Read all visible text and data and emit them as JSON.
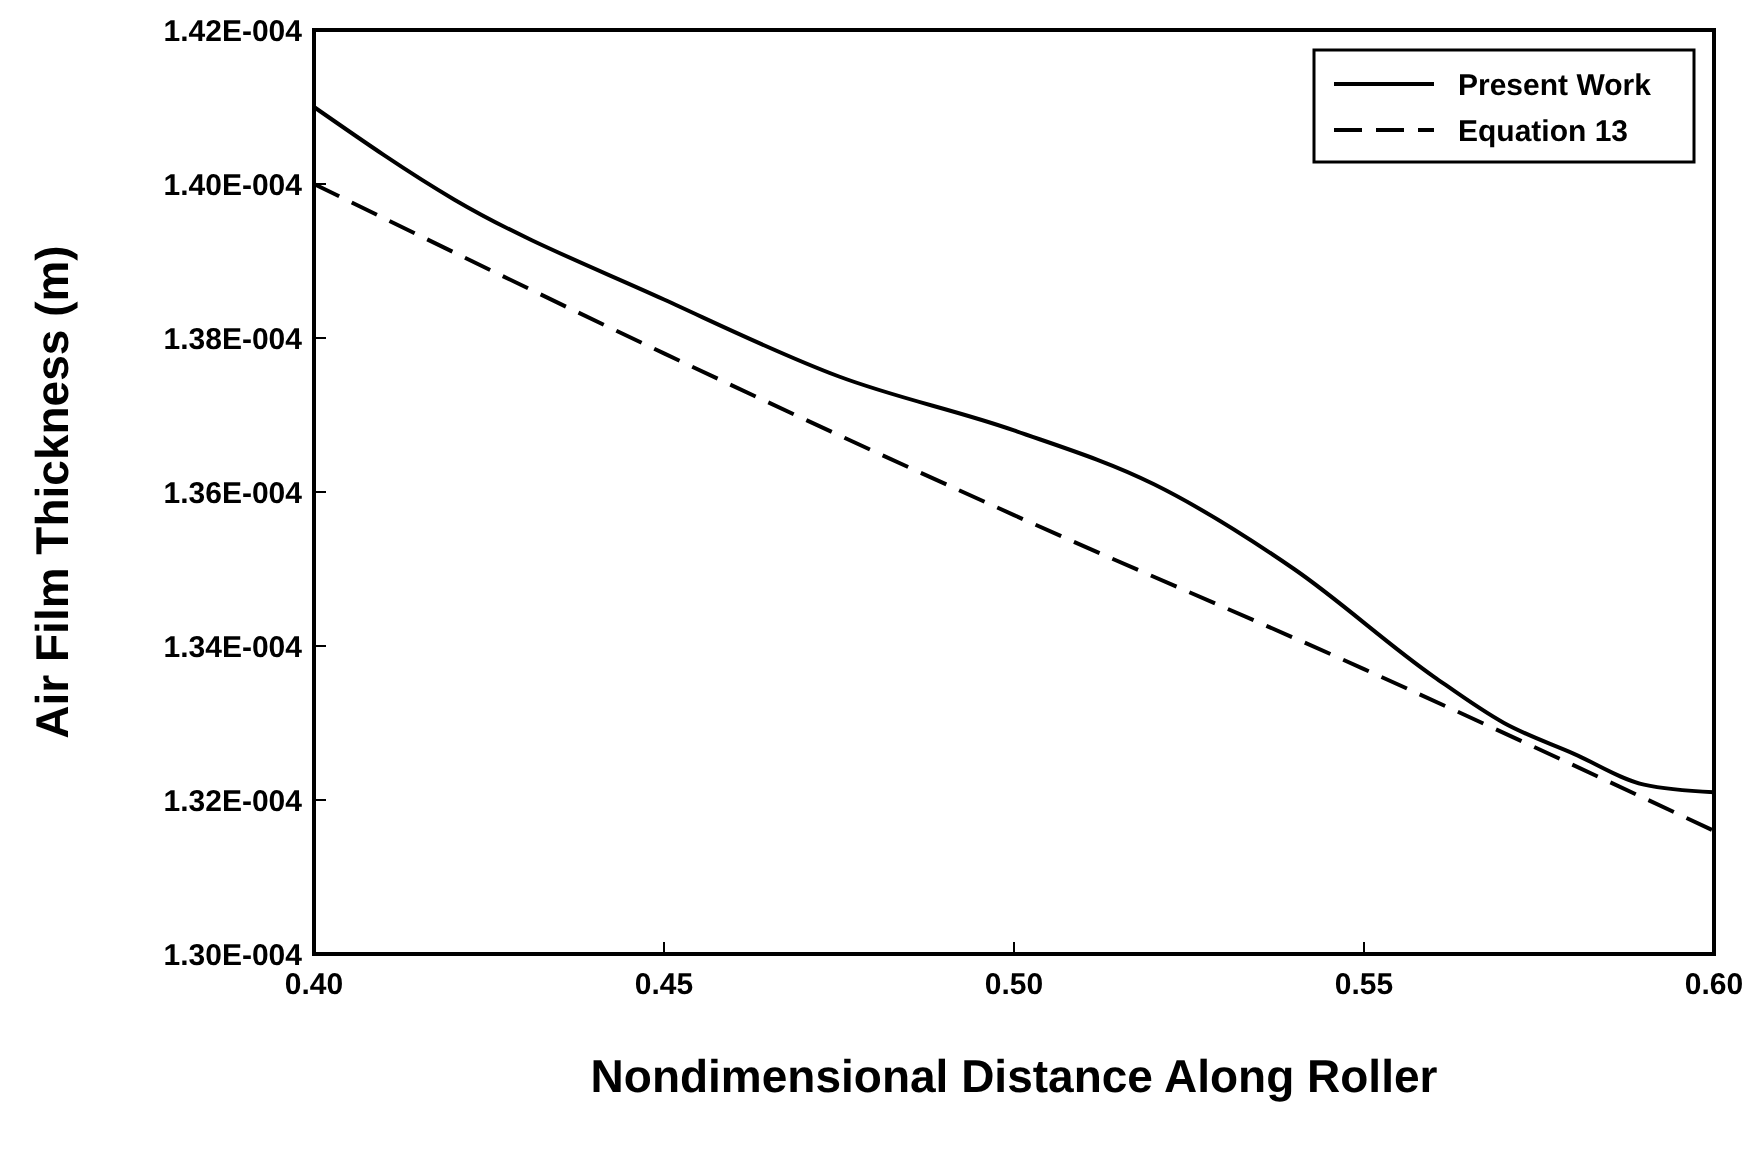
{
  "chart_data": {
    "type": "line",
    "xlabel": "Nondimensional Distance Along Roller",
    "ylabel": "Air Film Thickness (m)",
    "xlim": [
      0.4,
      0.6
    ],
    "xticks": [
      {
        "value": 0.4,
        "label": "0.40"
      },
      {
        "value": 0.45,
        "label": "0.45"
      },
      {
        "value": 0.5,
        "label": "0.50"
      },
      {
        "value": 0.55,
        "label": "0.55"
      },
      {
        "value": 0.6,
        "label": "0.60"
      }
    ],
    "ylim": [
      0.00013,
      0.000142
    ],
    "yticks": [
      {
        "value": 0.00013,
        "label": "1.30E-004"
      },
      {
        "value": 0.000132,
        "label": "1.32E-004"
      },
      {
        "value": 0.000134,
        "label": "1.34E-004"
      },
      {
        "value": 0.000136,
        "label": "1.36E-004"
      },
      {
        "value": 0.000138,
        "label": "1.38E-004"
      },
      {
        "value": 0.00014,
        "label": "1.40E-004"
      },
      {
        "value": 0.000142,
        "label": "1.42E-004"
      }
    ],
    "legend": "top right",
    "grid": false,
    "series": [
      {
        "name": "Present Work",
        "color": "#000000",
        "line_style": "solid",
        "x": [
          0.4,
          0.42,
          0.45,
          0.475,
          0.5,
          0.52,
          0.54,
          0.56,
          0.57,
          0.58,
          0.59,
          0.6
        ],
        "values": [
          0.000141,
          0.0001398,
          0.0001385,
          0.0001375,
          0.0001368,
          0.0001361,
          0.000135,
          0.0001336,
          0.000133,
          0.0001326,
          0.0001322,
          0.0001321
        ]
      },
      {
        "name": "Equation 13",
        "color": "#000000",
        "line_style": "dashed",
        "x": [
          0.4,
          0.45,
          0.5,
          0.55,
          0.6
        ],
        "values": [
          0.00014,
          0.0001378,
          0.0001357,
          0.0001337,
          0.0001316
        ]
      }
    ]
  }
}
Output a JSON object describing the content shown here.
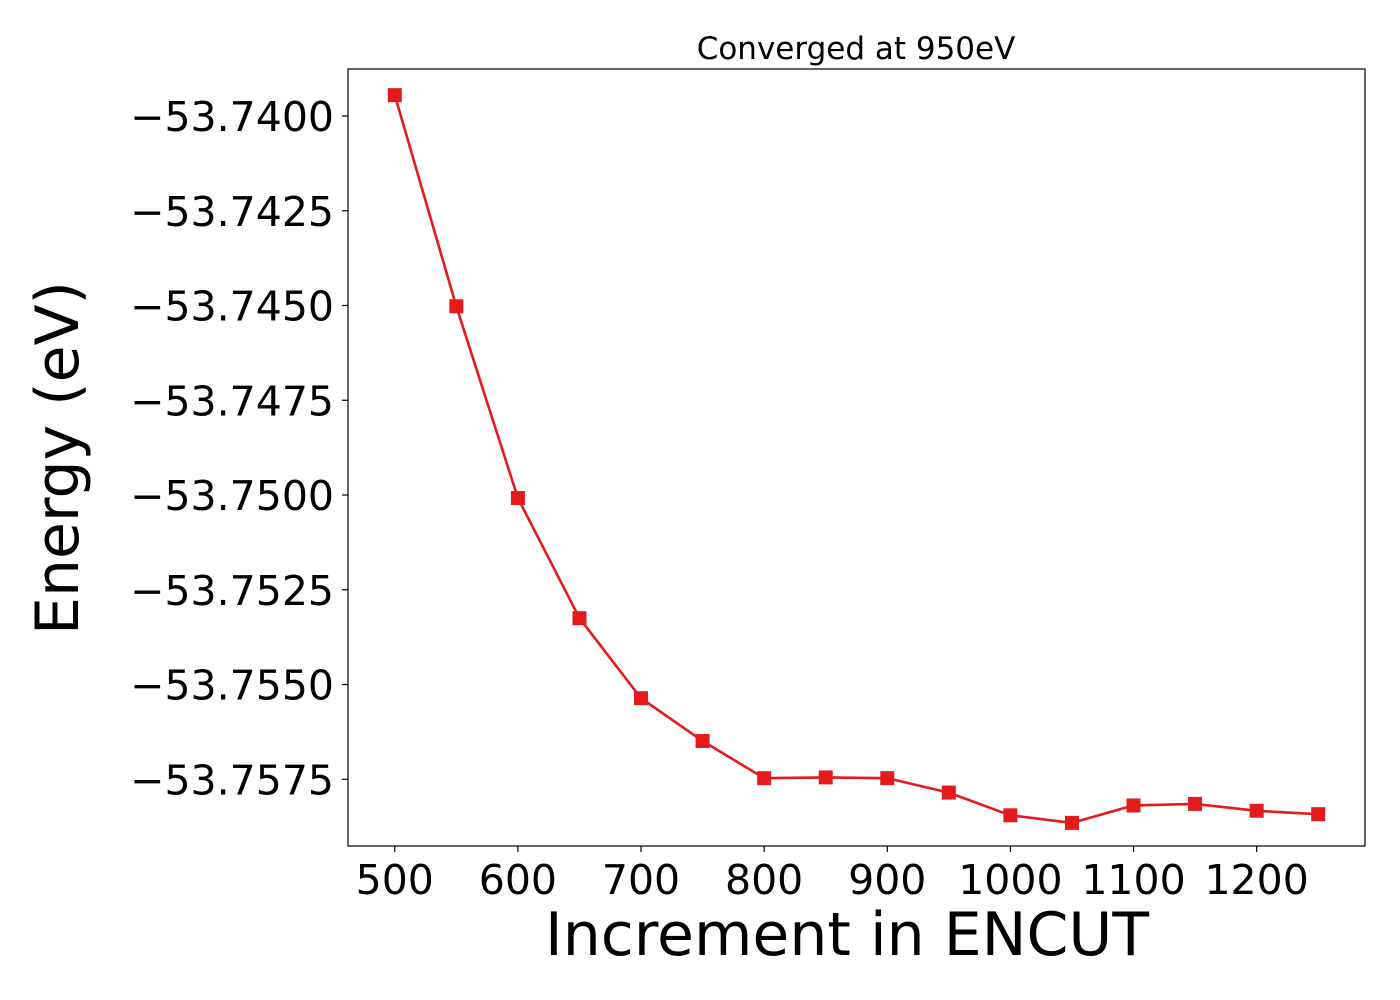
{
  "chart_data": {
    "type": "line",
    "title": "Converged at 950eV",
    "xlabel": "Increment in ENCUT",
    "ylabel": "Energy (eV)",
    "x": [
      500,
      550,
      600,
      650,
      700,
      750,
      800,
      850,
      900,
      950,
      1000,
      1050,
      1100,
      1150,
      1200,
      1250
    ],
    "series": [
      {
        "values": [
          -53.73945,
          -53.74502,
          -53.75008,
          -53.75325,
          -53.75536,
          -53.75649,
          -53.75747,
          -53.75745,
          -53.75747,
          -53.75785,
          -53.75845,
          -53.75865,
          -53.75819,
          -53.75815,
          -53.75833,
          -53.75842
        ],
        "color": "#e41a1c",
        "marker": "square"
      }
    ],
    "xlim": [
      462,
      1288
    ],
    "ylim": [
      -53.75926,
      -53.73876
    ],
    "xticks": [
      500,
      600,
      700,
      800,
      900,
      1000,
      1100,
      1200
    ],
    "xtick_labels": [
      "500",
      "600",
      "700",
      "800",
      "900",
      "1000",
      "1100",
      "1200"
    ],
    "yticks": [
      -53.74,
      -53.7425,
      -53.745,
      -53.7475,
      -53.75,
      -53.7525,
      -53.755,
      -53.7575
    ],
    "ytick_labels": [
      "−53.7400",
      "−53.7425",
      "−53.7450",
      "−53.7475",
      "−53.7500",
      "−53.7525",
      "−53.7550",
      "−53.7575"
    ],
    "grid": false,
    "legend": "none"
  }
}
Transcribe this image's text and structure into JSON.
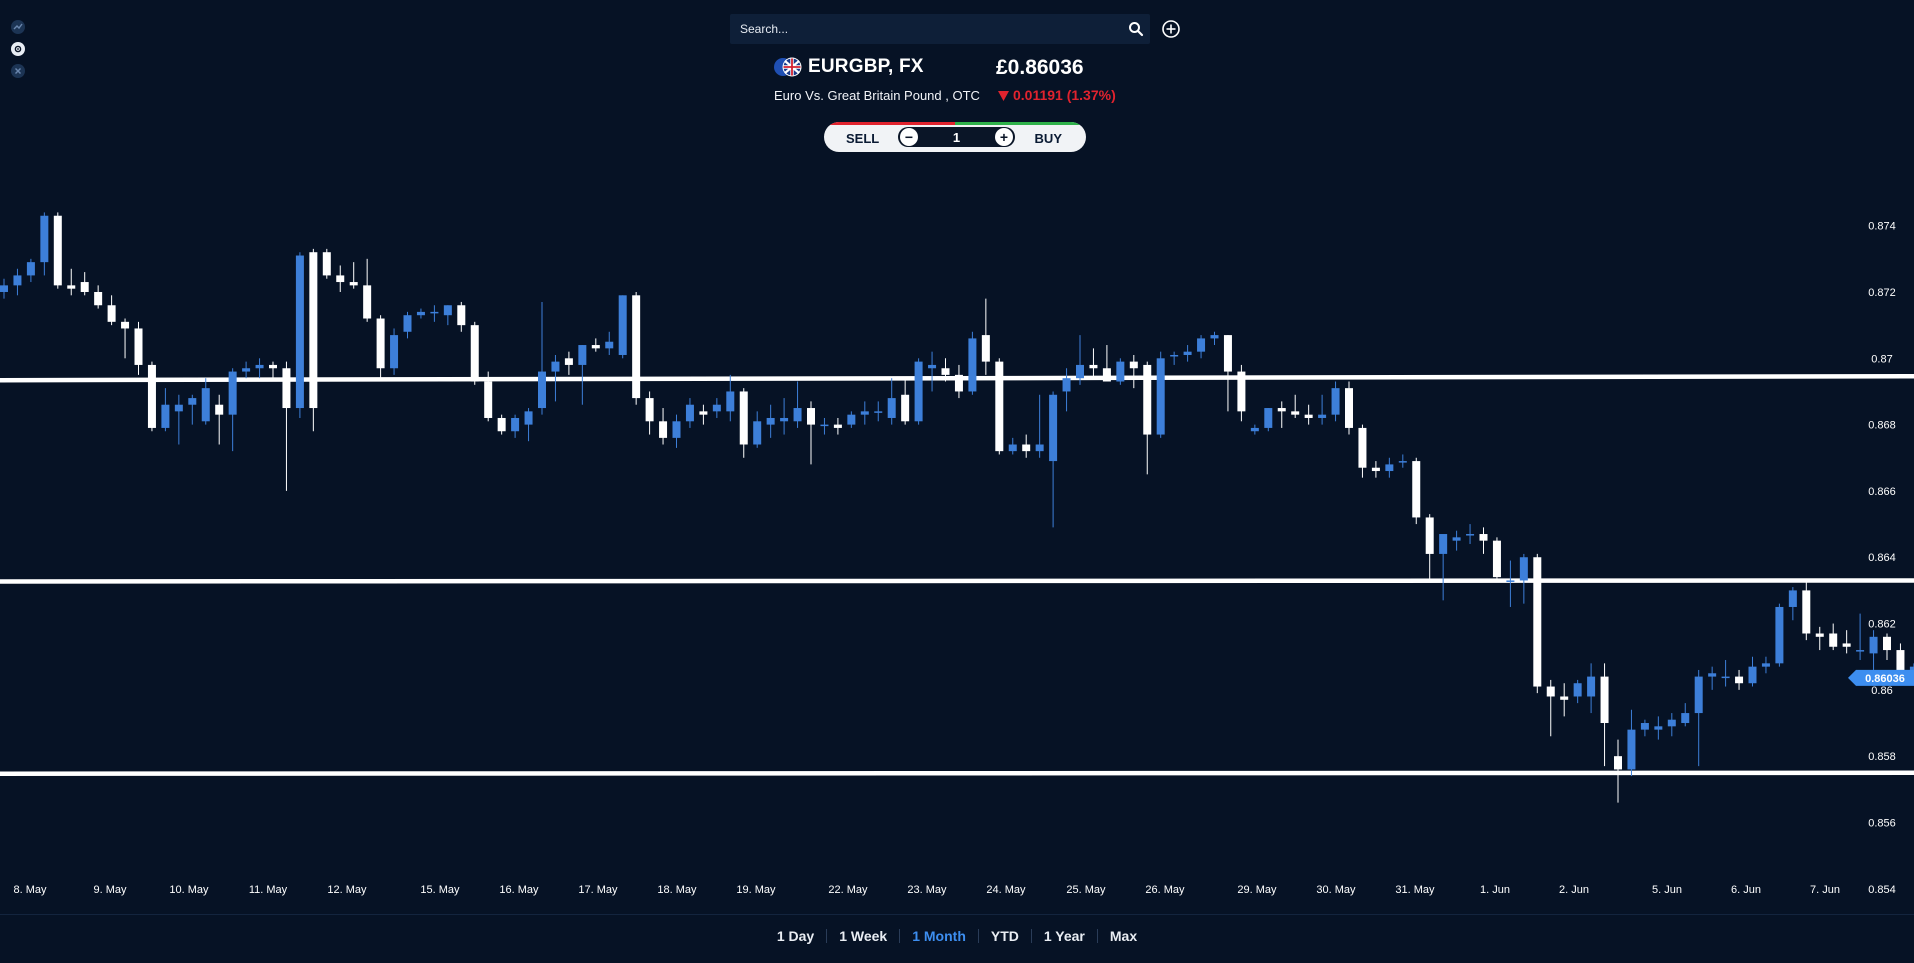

+ + + + +

Exercise brief:
Wherever a line in the data above holds "text", copy that line.

Task solution:
Read all visible text and data and emit them as JSON.
Transcribe this image's text and structure into JSON.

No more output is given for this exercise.